Looking at the entries below, state how many lines contain the word "begins". Give the number alone.

# SUPPLIED DATA:
- - - - - - -
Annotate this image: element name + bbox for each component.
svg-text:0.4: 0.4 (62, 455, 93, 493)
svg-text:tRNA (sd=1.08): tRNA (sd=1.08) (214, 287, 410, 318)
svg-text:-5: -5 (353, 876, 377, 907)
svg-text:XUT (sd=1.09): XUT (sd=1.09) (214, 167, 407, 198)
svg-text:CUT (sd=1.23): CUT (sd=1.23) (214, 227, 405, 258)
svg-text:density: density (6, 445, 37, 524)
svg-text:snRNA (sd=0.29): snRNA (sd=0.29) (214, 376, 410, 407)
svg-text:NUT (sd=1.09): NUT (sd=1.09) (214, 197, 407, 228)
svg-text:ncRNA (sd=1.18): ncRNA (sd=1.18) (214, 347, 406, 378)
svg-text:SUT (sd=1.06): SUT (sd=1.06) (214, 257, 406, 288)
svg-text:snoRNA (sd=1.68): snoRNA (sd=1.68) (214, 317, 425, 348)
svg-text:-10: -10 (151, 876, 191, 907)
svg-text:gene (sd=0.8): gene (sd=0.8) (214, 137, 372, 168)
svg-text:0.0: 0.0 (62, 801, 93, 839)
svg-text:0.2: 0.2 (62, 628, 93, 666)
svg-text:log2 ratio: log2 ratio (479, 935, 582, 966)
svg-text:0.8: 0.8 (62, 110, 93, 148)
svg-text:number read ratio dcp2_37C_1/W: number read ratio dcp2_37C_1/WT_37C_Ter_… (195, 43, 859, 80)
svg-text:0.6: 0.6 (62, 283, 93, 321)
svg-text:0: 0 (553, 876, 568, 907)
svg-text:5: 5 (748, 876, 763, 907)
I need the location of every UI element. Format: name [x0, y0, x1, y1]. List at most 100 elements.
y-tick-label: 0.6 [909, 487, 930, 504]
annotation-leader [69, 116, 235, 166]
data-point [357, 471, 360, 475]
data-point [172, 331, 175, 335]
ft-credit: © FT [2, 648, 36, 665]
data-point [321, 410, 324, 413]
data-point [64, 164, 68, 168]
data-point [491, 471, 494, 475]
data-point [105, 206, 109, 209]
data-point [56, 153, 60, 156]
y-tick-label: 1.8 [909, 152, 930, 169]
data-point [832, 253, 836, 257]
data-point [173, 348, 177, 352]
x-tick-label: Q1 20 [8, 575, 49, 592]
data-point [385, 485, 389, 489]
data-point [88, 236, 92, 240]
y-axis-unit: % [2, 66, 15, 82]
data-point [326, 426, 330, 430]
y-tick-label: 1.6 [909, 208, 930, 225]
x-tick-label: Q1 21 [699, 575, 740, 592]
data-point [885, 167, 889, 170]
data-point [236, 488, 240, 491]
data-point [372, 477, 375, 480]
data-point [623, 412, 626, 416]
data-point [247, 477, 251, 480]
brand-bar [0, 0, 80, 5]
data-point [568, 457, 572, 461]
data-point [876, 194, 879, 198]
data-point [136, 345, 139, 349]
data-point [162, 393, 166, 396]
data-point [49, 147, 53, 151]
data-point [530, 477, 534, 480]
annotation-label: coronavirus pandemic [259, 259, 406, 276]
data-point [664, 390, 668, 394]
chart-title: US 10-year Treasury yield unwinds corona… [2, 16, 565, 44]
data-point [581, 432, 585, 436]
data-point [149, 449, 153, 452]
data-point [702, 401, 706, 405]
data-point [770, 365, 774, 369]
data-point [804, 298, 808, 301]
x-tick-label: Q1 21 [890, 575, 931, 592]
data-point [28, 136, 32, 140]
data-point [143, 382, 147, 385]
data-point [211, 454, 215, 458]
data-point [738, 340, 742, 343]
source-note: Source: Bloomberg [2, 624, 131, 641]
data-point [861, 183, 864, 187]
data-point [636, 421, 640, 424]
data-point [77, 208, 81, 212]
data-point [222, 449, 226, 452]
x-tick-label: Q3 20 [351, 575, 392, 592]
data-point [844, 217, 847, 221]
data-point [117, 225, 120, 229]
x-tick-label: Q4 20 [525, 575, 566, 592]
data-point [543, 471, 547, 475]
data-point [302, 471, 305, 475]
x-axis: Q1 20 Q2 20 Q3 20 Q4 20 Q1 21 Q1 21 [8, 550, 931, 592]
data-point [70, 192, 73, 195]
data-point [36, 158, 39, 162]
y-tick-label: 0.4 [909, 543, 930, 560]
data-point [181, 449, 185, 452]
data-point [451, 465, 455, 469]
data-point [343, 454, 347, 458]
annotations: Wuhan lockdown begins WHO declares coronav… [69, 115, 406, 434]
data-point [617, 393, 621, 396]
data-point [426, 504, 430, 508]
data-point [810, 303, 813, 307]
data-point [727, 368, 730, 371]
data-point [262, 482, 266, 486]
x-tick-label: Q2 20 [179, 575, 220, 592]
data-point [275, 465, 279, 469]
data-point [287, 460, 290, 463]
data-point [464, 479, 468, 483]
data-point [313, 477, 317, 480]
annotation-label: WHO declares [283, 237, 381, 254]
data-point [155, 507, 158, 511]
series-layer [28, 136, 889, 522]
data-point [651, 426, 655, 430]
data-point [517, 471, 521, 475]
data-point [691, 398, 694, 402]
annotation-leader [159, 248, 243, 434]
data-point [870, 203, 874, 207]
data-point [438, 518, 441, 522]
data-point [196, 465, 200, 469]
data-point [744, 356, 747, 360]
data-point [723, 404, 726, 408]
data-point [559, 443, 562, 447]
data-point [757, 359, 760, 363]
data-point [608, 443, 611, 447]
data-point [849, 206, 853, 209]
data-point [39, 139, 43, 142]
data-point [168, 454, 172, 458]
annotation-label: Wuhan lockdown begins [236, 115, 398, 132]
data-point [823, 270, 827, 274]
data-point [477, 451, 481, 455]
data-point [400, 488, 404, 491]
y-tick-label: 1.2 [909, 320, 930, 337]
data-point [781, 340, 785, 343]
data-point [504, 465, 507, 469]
- - - - - - -
# TASK ANSWER:
2